__Task instructions__: The complete listing should be restated exactly.

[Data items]
###
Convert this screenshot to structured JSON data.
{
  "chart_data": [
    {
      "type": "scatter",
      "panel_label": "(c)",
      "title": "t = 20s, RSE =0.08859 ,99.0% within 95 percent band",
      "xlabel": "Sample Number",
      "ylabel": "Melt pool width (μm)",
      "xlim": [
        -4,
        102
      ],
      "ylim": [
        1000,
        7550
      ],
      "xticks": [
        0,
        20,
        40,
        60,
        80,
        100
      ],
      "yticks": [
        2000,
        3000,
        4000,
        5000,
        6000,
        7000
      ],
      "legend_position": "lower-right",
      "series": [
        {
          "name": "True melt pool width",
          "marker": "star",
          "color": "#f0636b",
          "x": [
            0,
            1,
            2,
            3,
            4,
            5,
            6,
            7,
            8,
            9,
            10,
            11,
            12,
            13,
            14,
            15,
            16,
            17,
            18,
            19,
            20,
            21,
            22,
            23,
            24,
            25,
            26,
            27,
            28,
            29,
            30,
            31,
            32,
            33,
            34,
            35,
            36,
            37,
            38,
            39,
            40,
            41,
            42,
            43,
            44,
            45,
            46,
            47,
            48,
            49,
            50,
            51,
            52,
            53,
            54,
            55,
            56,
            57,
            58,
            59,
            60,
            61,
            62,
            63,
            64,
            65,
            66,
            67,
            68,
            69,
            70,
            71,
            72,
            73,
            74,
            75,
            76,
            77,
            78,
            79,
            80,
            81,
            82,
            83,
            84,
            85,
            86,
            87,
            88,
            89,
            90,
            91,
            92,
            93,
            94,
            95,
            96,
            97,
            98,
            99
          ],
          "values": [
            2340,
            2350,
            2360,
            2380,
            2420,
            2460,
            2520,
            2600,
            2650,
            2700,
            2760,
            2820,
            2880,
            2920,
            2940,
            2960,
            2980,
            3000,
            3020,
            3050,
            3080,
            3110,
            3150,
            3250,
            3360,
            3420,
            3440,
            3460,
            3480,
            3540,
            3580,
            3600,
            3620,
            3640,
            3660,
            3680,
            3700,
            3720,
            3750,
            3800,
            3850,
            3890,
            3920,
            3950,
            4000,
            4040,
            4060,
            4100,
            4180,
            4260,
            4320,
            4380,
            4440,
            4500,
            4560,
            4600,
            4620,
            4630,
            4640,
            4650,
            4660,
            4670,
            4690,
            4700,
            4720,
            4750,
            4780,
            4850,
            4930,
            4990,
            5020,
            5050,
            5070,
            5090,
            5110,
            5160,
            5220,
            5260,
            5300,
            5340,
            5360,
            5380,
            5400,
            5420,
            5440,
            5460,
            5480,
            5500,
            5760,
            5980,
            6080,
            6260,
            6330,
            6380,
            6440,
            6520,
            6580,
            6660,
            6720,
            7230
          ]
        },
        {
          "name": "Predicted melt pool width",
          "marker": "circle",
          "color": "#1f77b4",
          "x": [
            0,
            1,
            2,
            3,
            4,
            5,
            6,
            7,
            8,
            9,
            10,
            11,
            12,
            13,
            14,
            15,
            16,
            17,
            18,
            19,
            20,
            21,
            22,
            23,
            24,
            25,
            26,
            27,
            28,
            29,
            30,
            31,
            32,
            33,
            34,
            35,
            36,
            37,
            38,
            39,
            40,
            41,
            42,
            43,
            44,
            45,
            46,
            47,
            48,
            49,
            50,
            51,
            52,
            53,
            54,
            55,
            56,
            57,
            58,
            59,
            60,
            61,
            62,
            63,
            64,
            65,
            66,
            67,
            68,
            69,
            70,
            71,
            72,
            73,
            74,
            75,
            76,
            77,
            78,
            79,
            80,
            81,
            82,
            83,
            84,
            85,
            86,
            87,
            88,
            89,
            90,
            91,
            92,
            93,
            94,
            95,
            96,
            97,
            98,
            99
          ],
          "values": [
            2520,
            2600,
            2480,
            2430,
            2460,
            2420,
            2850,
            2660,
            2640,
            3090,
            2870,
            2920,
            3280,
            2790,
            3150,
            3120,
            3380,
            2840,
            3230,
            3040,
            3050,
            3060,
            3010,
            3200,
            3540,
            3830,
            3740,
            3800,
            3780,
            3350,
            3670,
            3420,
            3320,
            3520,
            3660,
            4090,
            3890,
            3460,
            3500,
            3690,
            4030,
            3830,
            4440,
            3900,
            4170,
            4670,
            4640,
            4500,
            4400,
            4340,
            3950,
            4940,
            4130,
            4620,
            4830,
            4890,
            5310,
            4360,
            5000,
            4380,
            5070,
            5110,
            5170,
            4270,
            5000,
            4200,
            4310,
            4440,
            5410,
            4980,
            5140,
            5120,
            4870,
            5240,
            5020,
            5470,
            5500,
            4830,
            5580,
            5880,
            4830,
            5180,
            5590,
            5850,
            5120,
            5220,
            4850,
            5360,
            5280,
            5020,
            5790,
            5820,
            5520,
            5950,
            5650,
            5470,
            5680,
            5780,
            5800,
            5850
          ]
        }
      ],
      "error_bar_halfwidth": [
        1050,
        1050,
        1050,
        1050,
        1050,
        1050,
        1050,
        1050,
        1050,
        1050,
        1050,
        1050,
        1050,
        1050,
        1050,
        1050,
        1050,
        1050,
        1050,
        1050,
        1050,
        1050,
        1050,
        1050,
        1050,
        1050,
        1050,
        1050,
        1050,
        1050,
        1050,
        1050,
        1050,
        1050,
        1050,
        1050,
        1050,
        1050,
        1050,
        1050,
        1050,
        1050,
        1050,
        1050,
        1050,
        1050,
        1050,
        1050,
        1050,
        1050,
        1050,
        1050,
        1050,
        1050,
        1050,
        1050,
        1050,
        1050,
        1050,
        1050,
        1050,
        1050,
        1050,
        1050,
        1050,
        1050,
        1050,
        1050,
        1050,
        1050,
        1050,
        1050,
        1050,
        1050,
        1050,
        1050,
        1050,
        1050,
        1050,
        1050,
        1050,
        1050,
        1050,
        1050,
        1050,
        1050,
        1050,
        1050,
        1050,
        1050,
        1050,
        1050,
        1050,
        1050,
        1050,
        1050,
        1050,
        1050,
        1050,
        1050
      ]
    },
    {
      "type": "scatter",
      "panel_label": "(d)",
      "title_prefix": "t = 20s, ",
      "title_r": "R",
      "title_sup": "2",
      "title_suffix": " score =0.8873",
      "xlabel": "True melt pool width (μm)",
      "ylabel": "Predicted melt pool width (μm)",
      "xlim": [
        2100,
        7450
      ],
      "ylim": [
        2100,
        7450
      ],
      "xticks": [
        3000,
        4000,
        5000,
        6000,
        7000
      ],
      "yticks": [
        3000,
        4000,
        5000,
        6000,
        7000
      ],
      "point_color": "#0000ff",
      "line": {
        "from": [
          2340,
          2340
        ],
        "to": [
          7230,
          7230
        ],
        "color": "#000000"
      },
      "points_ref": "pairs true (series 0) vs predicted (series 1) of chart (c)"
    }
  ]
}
###
__Written answer__:
Convert this screenshot to structured JSON data.
{
  "chart_data": [
    {
      "type": "scatter",
      "panel_label": "(c)",
      "title": "t = 20s, RSE =0.08859 ,99.0% within 95 percent band",
      "xlabel": "Sample Number",
      "ylabel": "Melt pool width (μm)",
      "xlim": [
        -4,
        102
      ],
      "ylim": [
        1000,
        7550
      ],
      "xticks": [
        0,
        20,
        40,
        60,
        80,
        100
      ],
      "yticks": [
        2000,
        3000,
        4000,
        5000,
        6000,
        7000
      ],
      "legend_position": "lower-right",
      "series": [
        {
          "name": "True melt pool width",
          "marker": "star",
          "color": "#f0636b",
          "x": [
            0,
            1,
            2,
            3,
            4,
            5,
            6,
            7,
            8,
            9,
            10,
            11,
            12,
            13,
            14,
            15,
            16,
            17,
            18,
            19,
            20,
            21,
            22,
            23,
            24,
            25,
            26,
            27,
            28,
            29,
            30,
            31,
            32,
            33,
            34,
            35,
            36,
            37,
            38,
            39,
            40,
            41,
            42,
            43,
            44,
            45,
            46,
            47,
            48,
            49,
            50,
            51,
            52,
            53,
            54,
            55,
            56,
            57,
            58,
            59,
            60,
            61,
            62,
            63,
            64,
            65,
            66,
            67,
            68,
            69,
            70,
            71,
            72,
            73,
            74,
            75,
            76,
            77,
            78,
            79,
            80,
            81,
            82,
            83,
            84,
            85,
            86,
            87,
            88,
            89,
            90,
            91,
            92,
            93,
            94,
            95,
            96,
            97,
            98,
            99
          ],
          "values": [
            2340,
            2350,
            2360,
            2380,
            2420,
            2460,
            2520,
            2600,
            2650,
            2700,
            2760,
            2820,
            2880,
            2920,
            2940,
            2960,
            2980,
            3000,
            3020,
            3050,
            3080,
            3110,
            3150,
            3250,
            3360,
            3420,
            3440,
            3460,
            3480,
            3540,
            3580,
            3600,
            3620,
            3640,
            3660,
            3680,
            3700,
            3720,
            3750,
            3800,
            3850,
            3890,
            3920,
            3950,
            4000,
            4040,
            4060,
            4100,
            4180,
            4260,
            4320,
            4380,
            4440,
            4500,
            4560,
            4600,
            4620,
            4630,
            4640,
            4650,
            4660,
            4670,
            4690,
            4700,
            4720,
            4750,
            4780,
            4850,
            4930,
            4990,
            5020,
            5050,
            5070,
            5090,
            5110,
            5160,
            5220,
            5260,
            5300,
            5340,
            5360,
            5380,
            5400,
            5420,
            5440,
            5460,
            5480,
            5500,
            5760,
            5980,
            6080,
            6260,
            6330,
            6380,
            6440,
            6520,
            6580,
            6660,
            6720,
            7230
          ]
        },
        {
          "name": "Predicted melt pool width",
          "marker": "circle",
          "color": "#1f77b4",
          "x": [
            0,
            1,
            2,
            3,
            4,
            5,
            6,
            7,
            8,
            9,
            10,
            11,
            12,
            13,
            14,
            15,
            16,
            17,
            18,
            19,
            20,
            21,
            22,
            23,
            24,
            25,
            26,
            27,
            28,
            29,
            30,
            31,
            32,
            33,
            34,
            35,
            36,
            37,
            38,
            39,
            40,
            41,
            42,
            43,
            44,
            45,
            46,
            47,
            48,
            49,
            50,
            51,
            52,
            53,
            54,
            55,
            56,
            57,
            58,
            59,
            60,
            61,
            62,
            63,
            64,
            65,
            66,
            67,
            68,
            69,
            70,
            71,
            72,
            73,
            74,
            75,
            76,
            77,
            78,
            79,
            80,
            81,
            82,
            83,
            84,
            85,
            86,
            87,
            88,
            89,
            90,
            91,
            92,
            93,
            94,
            95,
            96,
            97,
            98,
            99
          ],
          "values": [
            2520,
            2600,
            2480,
            2430,
            2460,
            2420,
            2850,
            2660,
            2640,
            3090,
            2870,
            2920,
            3280,
            2790,
            3150,
            3120,
            3380,
            2840,
            3230,
            3040,
            3050,
            3060,
            3010,
            3200,
            3540,
            3830,
            3740,
            3800,
            3780,
            3350,
            3670,
            3420,
            3320,
            3520,
            3660,
            4090,
            3890,
            3460,
            3500,
            3690,
            4030,
            3830,
            4440,
            3900,
            4170,
            4670,
            4640,
            4500,
            4400,
            4340,
            3950,
            4940,
            4130,
            4620,
            4830,
            4890,
            5310,
            4360,
            5000,
            4380,
            5070,
            5110,
            5170,
            4270,
            5000,
            4200,
            4310,
            4440,
            5410,
            4980,
            5140,
            5120,
            4870,
            5240,
            5020,
            5470,
            5500,
            4830,
            5580,
            5880,
            4830,
            5180,
            5590,
            5850,
            5120,
            5220,
            4850,
            5360,
            5280,
            5020,
            5790,
            5820,
            5520,
            5950,
            5650,
            5470,
            5680,
            5780,
            5800,
            5850
          ]
        }
      ],
      "error_bar_halfwidth": [
        1050,
        1050,
        1050,
        1050,
        1050,
        1050,
        1050,
        1050,
        1050,
        1050,
        1050,
        1050,
        1050,
        1050,
        1050,
        1050,
        1050,
        1050,
        1050,
        1050,
        1050,
        1050,
        1050,
        1050,
        1050,
        1050,
        1050,
        1050,
        1050,
        1050,
        1050,
        1050,
        1050,
        1050,
        1050,
        1050,
        1050,
        1050,
        1050,
        1050,
        1050,
        1050,
        1050,
        1050,
        1050,
        1050,
        1050,
        1050,
        1050,
        1050,
        1050,
        1050,
        1050,
        1050,
        1050,
        1050,
        1050,
        1050,
        1050,
        1050,
        1050,
        1050,
        1050,
        1050,
        1050,
        1050,
        1050,
        1050,
        1050,
        1050,
        1050,
        1050,
        1050,
        1050,
        1050,
        1050,
        1050,
        1050,
        1050,
        1050,
        1050,
        1050,
        1050,
        1050,
        1050,
        1050,
        1050,
        1050,
        1050,
        1050,
        1050,
        1050,
        1050,
        1050,
        1050,
        1050,
        1050,
        1050,
        1050,
        1050
      ]
    },
    {
      "type": "scatter",
      "panel_label": "(d)",
      "title_prefix": "t = 20s, ",
      "title_r": "R",
      "title_sup": "2",
      "title_suffix": " score =0.8873",
      "xlabel": "True melt pool width (μm)",
      "ylabel": "Predicted melt pool width (μm)",
      "xlim": [
        2100,
        7450
      ],
      "ylim": [
        2100,
        7450
      ],
      "xticks": [
        3000,
        4000,
        5000,
        6000,
        7000
      ],
      "yticks": [
        3000,
        4000,
        5000,
        6000,
        7000
      ],
      "point_color": "#0000ff",
      "line": {
        "from": [
          2340,
          2340
        ],
        "to": [
          7230,
          7230
        ],
        "color": "#000000"
      },
      "points_ref": "pairs true (series 0) vs predicted (series 1) of chart (c)"
    }
  ]
}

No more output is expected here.